Records from a data source:
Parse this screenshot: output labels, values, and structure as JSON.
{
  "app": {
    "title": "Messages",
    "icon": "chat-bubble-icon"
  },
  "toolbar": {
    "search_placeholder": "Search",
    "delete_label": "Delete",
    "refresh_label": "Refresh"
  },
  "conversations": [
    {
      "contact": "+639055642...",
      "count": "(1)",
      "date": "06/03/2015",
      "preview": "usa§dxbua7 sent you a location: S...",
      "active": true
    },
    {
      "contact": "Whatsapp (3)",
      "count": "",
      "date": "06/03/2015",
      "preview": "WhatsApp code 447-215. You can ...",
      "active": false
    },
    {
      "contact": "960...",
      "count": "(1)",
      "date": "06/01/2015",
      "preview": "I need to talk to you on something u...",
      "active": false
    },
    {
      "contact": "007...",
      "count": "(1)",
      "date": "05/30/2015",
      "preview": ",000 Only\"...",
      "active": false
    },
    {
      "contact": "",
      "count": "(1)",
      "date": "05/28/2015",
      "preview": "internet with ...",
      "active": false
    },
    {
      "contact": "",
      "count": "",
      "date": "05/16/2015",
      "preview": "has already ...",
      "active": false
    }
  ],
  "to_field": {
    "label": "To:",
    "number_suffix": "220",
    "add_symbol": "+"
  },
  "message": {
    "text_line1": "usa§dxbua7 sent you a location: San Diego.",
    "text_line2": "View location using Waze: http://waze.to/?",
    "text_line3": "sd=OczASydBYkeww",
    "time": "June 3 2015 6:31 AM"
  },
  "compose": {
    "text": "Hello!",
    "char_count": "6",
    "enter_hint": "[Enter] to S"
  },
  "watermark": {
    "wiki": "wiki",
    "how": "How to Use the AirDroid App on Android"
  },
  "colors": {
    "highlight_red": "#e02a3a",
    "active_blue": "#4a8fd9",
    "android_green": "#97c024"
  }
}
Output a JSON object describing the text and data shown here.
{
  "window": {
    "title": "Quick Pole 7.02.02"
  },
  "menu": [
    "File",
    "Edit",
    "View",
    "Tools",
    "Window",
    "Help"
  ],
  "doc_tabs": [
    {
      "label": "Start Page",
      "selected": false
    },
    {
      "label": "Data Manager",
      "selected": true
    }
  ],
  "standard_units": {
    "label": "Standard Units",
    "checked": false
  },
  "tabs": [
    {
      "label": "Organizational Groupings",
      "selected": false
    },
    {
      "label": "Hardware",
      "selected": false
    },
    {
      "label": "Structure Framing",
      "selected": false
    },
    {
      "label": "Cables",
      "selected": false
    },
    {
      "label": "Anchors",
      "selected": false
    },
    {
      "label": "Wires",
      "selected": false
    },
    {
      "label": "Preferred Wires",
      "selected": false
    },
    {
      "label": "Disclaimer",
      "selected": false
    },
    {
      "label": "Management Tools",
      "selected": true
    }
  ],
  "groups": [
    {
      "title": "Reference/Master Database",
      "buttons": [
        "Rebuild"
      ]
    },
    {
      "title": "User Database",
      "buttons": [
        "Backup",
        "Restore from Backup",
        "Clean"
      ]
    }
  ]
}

Stated exercise. Copy every record exactly, with nothing added or dropped.

Worked solution.
Parse this screenshot: output labels, values, and structure as JSON.
{
  "app": {
    "title": "Messages",
    "icon": "chat-bubble-icon"
  },
  "toolbar": {
    "search_placeholder": "Search",
    "delete_label": "Delete",
    "refresh_label": "Refresh"
  },
  "conversations": [
    {
      "contact": "+639055642...",
      "count": "(1)",
      "date": "06/03/2015",
      "preview": "usa§dxbua7 sent you a location: S...",
      "active": true
    },
    {
      "contact": "Whatsapp (3)",
      "count": "",
      "date": "06/03/2015",
      "preview": "WhatsApp code 447-215. You can ...",
      "active": false
    },
    {
      "contact": "960...",
      "count": "(1)",
      "date": "06/01/2015",
      "preview": "I need to talk to you on something u...",
      "active": false
    },
    {
      "contact": "007...",
      "count": "(1)",
      "date": "05/30/2015",
      "preview": ",000 Only\"...",
      "active": false
    },
    {
      "contact": "",
      "count": "(1)",
      "date": "05/28/2015",
      "preview": "internet with ...",
      "active": false
    },
    {
      "contact": "",
      "count": "",
      "date": "05/16/2015",
      "preview": "has already ...",
      "active": false
    }
  ],
  "to_field": {
    "label": "To:",
    "number_suffix": "220",
    "add_symbol": "+"
  },
  "message": {
    "text_line1": "usa§dxbua7 sent you a location: San Diego.",
    "text_line2": "View location using Waze: http://waze.to/?",
    "text_line3": "sd=OczASydBYkeww",
    "time": "June 3 2015 6:31 AM"
  },
  "compose": {
    "text": "Hello!",
    "char_count": "6",
    "enter_hint": "[Enter] to S"
  },
  "watermark": {
    "wiki": "wiki",
    "how": "How to Use the AirDroid App on Android"
  },
  "colors": {
    "highlight_red": "#e02a3a",
    "active_blue": "#4a8fd9",
    "android_green": "#97c024"
  }
}
Output a JSON object describing the text and data shown here.
{
  "window": {
    "title": "Quick Pole 7.02.02"
  },
  "menu": [
    "File",
    "Edit",
    "View",
    "Tools",
    "Window",
    "Help"
  ],
  "doc_tabs": [
    {
      "label": "Start Page",
      "selected": false
    },
    {
      "label": "Data Manager",
      "selected": true
    }
  ],
  "standard_units": {
    "label": "Standard Units",
    "checked": false
  },
  "tabs": [
    {
      "label": "Organizational Groupings",
      "selected": false
    },
    {
      "label": "Hardware",
      "selected": false
    },
    {
      "label": "Structure Framing",
      "selected": false
    },
    {
      "label": "Cables",
      "selected": false
    },
    {
      "label": "Anchors",
      "selected": false
    },
    {
      "label": "Wires",
      "selected": false
    },
    {
      "label": "Preferred Wires",
      "selected": false
    },
    {
      "label": "Disclaimer",
      "selected": false
    },
    {
      "label": "Management Tools",
      "selected": true
    }
  ],
  "groups": [
    {
      "title": "Reference/Master Database",
      "buttons": [
        "Rebuild"
      ]
    },
    {
      "title": "User Database",
      "buttons": [
        "Backup",
        "Restore from Backup",
        "Clean"
      ]
    }
  ]
}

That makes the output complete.